## Rows
— Start —

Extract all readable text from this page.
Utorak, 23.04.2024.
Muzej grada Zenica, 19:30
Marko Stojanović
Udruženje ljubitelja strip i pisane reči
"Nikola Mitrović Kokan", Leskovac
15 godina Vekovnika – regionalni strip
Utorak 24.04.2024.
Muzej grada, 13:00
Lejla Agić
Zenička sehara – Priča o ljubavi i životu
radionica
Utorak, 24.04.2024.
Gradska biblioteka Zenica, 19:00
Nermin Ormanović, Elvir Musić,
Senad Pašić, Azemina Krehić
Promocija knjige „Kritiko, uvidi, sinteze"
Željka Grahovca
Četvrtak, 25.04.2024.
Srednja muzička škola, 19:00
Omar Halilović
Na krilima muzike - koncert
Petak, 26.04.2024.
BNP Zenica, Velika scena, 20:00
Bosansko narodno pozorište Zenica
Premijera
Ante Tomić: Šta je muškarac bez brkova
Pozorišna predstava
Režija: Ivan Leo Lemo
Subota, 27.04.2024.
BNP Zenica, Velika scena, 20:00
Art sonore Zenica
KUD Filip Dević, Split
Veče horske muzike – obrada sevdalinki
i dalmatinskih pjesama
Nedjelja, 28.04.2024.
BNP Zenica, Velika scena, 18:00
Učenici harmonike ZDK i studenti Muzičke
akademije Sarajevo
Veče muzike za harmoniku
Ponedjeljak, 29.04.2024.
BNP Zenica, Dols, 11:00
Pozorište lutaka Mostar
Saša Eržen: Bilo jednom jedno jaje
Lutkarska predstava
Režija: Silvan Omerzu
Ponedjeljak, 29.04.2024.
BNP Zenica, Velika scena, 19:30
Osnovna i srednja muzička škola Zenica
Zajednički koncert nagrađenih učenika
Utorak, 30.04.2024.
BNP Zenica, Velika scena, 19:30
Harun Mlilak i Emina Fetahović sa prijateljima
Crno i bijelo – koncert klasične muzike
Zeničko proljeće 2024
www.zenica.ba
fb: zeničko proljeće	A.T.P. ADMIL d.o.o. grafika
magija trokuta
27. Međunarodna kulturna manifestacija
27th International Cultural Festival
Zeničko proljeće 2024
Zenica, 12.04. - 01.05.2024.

— End —

## What needs to be done
Consider the entries above and return each line with the string "Muzej".

## Finished task
Muzej grada Zenica, 19:30
Muzej grada, 13:00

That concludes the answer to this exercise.